## TASK BRIEF
Gather every line in the records below that contains the word "hill".

## INFORMATION SUPPLIED
--- begin ---

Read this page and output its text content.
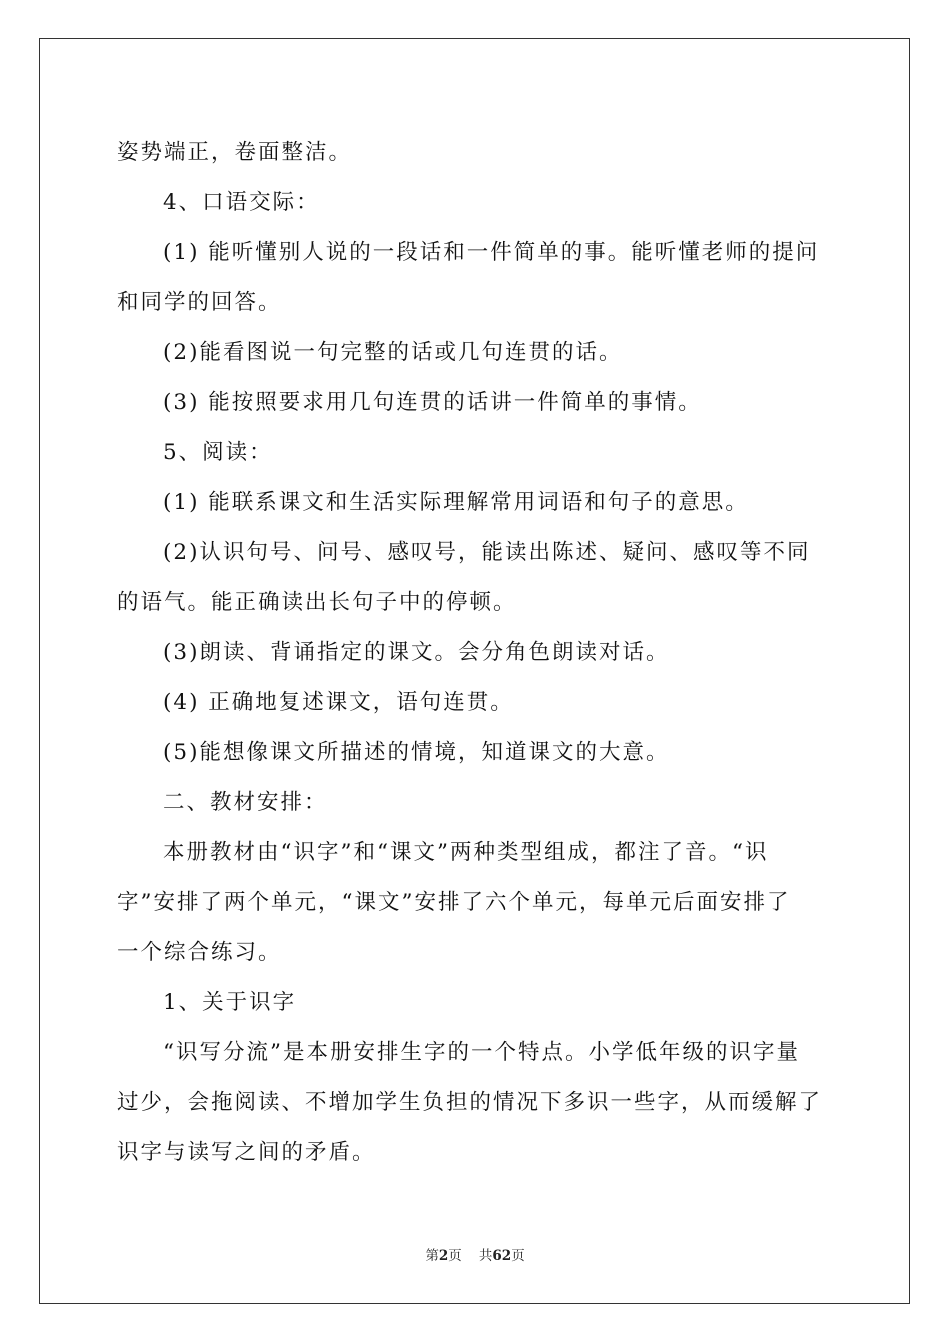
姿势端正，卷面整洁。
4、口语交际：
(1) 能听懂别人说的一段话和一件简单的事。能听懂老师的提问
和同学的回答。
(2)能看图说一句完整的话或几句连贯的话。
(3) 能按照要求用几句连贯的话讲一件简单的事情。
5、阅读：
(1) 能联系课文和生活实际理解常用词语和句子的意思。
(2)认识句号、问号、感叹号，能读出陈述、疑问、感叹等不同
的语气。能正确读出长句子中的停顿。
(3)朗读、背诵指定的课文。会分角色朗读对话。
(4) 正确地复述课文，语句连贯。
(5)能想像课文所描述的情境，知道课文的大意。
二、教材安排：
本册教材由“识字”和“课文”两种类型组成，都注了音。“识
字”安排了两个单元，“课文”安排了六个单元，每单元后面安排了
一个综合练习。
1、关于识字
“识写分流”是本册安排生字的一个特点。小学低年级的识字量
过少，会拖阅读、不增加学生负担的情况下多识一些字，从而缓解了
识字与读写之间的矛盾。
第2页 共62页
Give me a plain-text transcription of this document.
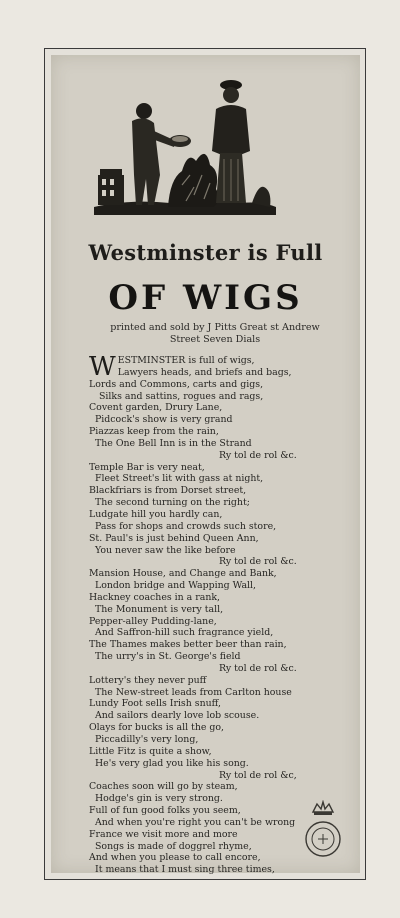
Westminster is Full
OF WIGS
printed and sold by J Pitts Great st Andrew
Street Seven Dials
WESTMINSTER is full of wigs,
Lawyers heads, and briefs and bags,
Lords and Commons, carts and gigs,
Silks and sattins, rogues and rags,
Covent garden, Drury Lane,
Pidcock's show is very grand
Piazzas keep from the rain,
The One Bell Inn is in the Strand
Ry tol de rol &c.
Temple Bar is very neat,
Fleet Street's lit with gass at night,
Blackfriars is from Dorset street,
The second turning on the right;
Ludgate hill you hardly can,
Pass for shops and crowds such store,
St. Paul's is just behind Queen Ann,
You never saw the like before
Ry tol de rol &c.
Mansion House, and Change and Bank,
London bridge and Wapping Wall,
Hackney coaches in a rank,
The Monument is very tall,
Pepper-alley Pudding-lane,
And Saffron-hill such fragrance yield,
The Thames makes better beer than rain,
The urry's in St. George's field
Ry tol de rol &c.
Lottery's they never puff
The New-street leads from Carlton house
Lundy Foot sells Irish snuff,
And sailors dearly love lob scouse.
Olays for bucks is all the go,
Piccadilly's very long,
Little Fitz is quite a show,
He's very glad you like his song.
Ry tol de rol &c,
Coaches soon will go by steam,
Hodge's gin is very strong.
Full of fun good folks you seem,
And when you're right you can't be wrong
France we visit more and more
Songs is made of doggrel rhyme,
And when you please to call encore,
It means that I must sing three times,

--- end ---
--- begin ---

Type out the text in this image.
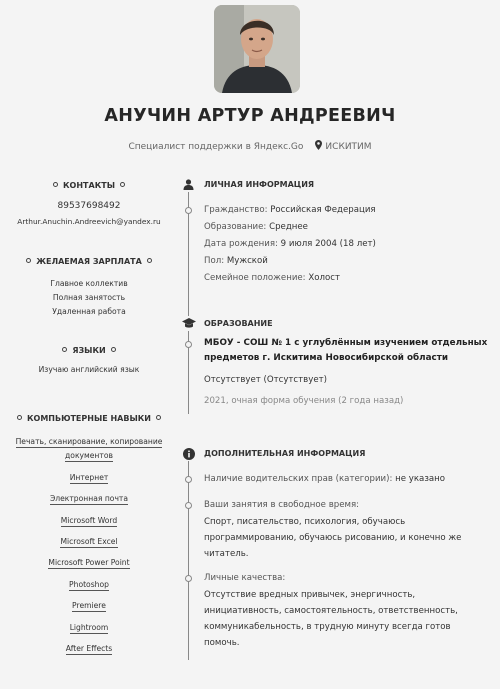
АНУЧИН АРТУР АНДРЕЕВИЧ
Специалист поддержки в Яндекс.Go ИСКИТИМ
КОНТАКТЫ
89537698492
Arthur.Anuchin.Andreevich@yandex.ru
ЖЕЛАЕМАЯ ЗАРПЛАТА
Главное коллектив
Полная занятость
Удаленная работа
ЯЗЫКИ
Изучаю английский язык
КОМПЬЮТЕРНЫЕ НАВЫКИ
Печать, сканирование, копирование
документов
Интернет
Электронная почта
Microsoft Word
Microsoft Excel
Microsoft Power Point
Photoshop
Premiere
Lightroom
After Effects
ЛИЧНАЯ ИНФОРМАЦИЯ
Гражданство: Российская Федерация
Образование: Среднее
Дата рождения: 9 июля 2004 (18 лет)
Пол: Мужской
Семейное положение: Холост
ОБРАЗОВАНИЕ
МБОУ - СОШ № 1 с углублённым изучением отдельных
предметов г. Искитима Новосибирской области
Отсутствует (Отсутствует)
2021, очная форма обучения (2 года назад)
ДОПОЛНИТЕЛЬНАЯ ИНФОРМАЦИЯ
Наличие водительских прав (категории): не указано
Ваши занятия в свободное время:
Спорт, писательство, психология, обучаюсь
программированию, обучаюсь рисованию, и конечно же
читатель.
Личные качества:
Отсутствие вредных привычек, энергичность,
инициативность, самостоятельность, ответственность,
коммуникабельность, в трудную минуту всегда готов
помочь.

--- end ---
--- begin ---

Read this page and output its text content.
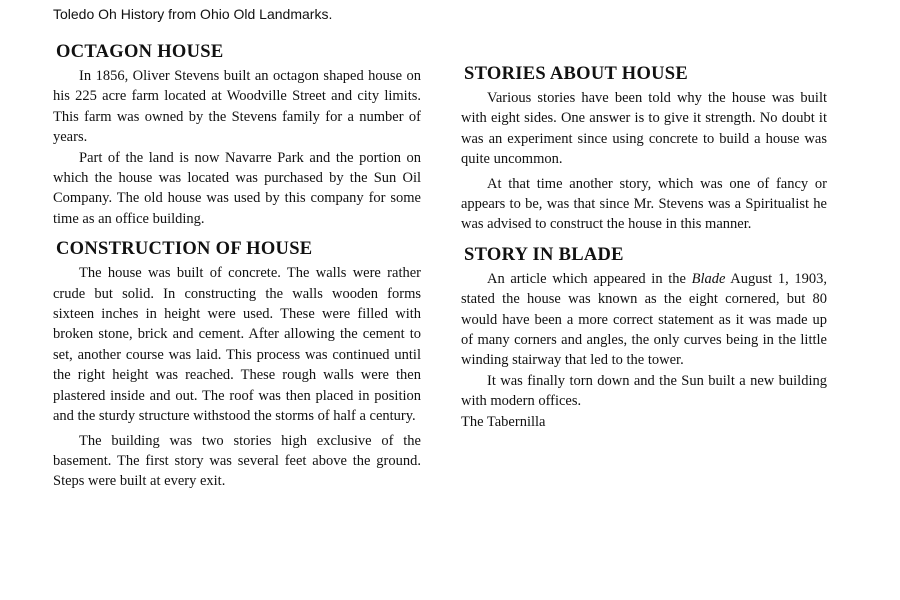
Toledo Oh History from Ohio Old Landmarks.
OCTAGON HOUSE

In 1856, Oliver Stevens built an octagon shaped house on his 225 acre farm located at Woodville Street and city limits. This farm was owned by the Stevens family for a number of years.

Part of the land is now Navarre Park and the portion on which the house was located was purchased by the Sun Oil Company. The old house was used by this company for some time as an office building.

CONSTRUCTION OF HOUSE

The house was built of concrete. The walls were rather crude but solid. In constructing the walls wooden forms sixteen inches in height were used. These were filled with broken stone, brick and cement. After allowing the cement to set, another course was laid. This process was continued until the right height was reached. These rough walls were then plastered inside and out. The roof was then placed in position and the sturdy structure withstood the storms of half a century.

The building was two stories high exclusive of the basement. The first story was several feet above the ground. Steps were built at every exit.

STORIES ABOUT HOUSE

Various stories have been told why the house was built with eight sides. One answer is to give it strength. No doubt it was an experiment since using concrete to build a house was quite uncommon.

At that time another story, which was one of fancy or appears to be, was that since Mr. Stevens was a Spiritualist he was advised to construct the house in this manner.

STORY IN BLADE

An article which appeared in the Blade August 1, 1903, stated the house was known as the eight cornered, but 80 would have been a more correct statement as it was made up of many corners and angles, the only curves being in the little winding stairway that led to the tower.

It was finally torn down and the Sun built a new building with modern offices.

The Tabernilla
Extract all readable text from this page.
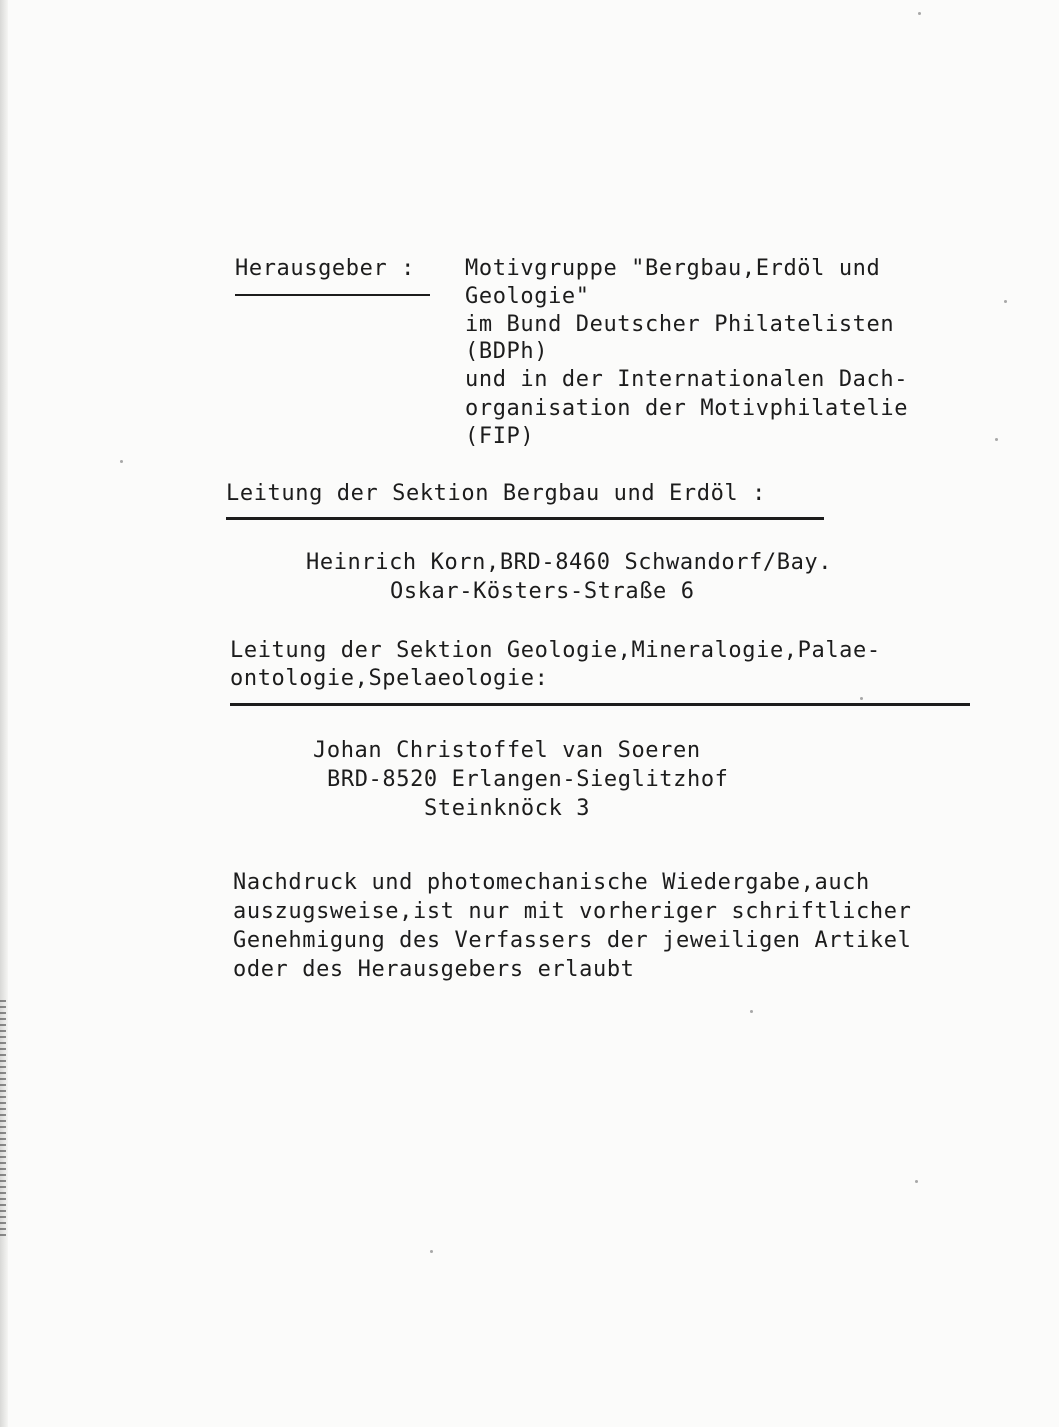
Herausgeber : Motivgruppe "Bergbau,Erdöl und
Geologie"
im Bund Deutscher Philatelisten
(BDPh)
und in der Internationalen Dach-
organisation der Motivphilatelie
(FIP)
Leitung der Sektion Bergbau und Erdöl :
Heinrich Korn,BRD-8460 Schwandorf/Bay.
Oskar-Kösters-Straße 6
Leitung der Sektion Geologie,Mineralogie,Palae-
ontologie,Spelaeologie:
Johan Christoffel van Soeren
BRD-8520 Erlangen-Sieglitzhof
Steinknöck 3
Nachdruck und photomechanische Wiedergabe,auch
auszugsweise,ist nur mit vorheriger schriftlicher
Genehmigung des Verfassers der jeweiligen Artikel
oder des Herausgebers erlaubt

--- end ---

## THE RESULT
Ludgate hill you hardly can,
And Saffron-hill such fragrance yield,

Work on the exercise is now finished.